§ **REQUIRED WORK**:
Copy the data precisely, keeping every character.

§ **EXERCISE INPUT**:

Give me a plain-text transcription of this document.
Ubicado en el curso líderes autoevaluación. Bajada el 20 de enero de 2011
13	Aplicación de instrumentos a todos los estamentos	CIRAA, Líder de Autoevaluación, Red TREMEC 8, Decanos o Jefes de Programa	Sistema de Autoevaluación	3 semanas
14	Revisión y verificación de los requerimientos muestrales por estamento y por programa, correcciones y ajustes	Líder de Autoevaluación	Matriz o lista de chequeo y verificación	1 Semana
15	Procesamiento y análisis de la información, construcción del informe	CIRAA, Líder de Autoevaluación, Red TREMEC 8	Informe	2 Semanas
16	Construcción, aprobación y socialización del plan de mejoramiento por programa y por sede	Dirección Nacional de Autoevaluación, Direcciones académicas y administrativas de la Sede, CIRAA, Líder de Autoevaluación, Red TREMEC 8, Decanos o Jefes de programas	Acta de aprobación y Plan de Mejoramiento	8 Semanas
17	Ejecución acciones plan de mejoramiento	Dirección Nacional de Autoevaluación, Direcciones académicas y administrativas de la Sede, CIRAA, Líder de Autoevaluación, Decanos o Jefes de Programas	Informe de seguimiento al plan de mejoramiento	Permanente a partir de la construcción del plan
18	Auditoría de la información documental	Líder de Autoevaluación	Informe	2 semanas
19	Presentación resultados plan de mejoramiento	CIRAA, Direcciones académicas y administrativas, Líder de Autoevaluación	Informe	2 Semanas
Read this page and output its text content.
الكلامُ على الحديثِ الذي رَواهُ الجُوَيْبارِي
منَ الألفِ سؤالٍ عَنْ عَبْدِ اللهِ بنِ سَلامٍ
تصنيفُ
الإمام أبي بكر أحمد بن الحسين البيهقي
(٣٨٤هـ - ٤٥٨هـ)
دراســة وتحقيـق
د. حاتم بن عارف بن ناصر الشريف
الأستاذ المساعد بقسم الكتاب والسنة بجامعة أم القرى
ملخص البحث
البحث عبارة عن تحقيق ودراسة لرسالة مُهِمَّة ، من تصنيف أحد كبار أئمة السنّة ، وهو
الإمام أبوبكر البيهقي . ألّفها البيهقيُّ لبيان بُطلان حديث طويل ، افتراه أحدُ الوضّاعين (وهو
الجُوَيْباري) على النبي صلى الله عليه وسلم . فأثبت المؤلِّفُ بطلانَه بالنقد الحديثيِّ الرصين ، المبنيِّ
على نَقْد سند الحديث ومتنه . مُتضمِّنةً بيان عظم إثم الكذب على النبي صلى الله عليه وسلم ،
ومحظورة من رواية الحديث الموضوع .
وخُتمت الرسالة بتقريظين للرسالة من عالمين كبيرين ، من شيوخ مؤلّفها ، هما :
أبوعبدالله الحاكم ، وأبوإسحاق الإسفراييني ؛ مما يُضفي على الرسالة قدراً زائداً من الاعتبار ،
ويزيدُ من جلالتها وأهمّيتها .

§ **FINAL ANSWER**:
Give me a plain-text transcription of this document.
Ubicado en el curso líderes autoevaluación. Bajada el 20 de enero de 2011
13	Aplicación de instrumentos a todos los estamentos	CIRAA, Líder de Autoevaluación, Red TREMEC 8, Decanos o Jefes de Programa	Sistema de Autoevaluación	3 semanas
14	Revisión y verificación de los requerimientos muestrales por estamento y por programa, correcciones y ajustes	Líder de Autoevaluación	Matriz o lista de chequeo y verificación	1 Semana
15	Procesamiento y análisis de la información, construcción del informe	CIRAA, Líder de Autoevaluación, Red TREMEC 8	Informe	2 Semanas
16	Construcción, aprobación y socialización del plan de mejoramiento por programa y por sede	Dirección Nacional de Autoevaluación, Direcciones académicas y administrativas de la Sede, CIRAA, Líder de Autoevaluación, Red TREMEC 8, Decanos o Jefes de programas	Acta de aprobación y Plan de Mejoramiento	8 Semanas
17	Ejecución acciones plan de mejoramiento	Dirección Nacional de Autoevaluación, Direcciones académicas y administrativas de la Sede, CIRAA, Líder de Autoevaluación, Decanos o Jefes de Programas	Informe de seguimiento al plan de mejoramiento	Permanente a partir de la construcción del plan
18	Auditoría de la información documental	Líder de Autoevaluación	Informe	2 semanas
19	Presentación resultados plan de mejoramiento	CIRAA, Direcciones académicas y administrativas, Líder de Autoevaluación	Informe	2 Semanas
Read this page and output its text content.
الكلامُ على الحديثِ الذي رَواهُ الجُوَيْبارِي
منَ الألفِ سؤالٍ عَنْ عَبْدِ اللهِ بنِ سَلامٍ
تصنيفُ
الإمام أبي بكر أحمد بن الحسين البيهقي
(٣٨٤هـ - ٤٥٨هـ)
دراســة وتحقيـق
د. حاتم بن عارف بن ناصر الشريف
الأستاذ المساعد بقسم الكتاب والسنة بجامعة أم القرى
ملخص البحث
البحث عبارة عن تحقيق ودراسة لرسالة مُهِمَّة ، من تصنيف أحد كبار أئمة السنّة ، وهو
الإمام أبوبكر البيهقي . ألّفها البيهقيُّ لبيان بُطلان حديث طويل ، افتراه أحدُ الوضّاعين (وهو
الجُوَيْباري) على النبي صلى الله عليه وسلم . فأثبت المؤلِّفُ بطلانَه بالنقد الحديثيِّ الرصين ، المبنيِّ
على نَقْد سند الحديث ومتنه . مُتضمِّنةً بيان عظم إثم الكذب على النبي صلى الله عليه وسلم ،
ومحظورة من رواية الحديث الموضوع .
وخُتمت الرسالة بتقريظين للرسالة من عالمين كبيرين ، من شيوخ مؤلّفها ، هما :
أبوعبدالله الحاكم ، وأبوإسحاق الإسفراييني ؛ مما يُضفي على الرسالة قدراً زائداً من الاعتبار ،
ويزيدُ من جلالتها وأهمّيتها .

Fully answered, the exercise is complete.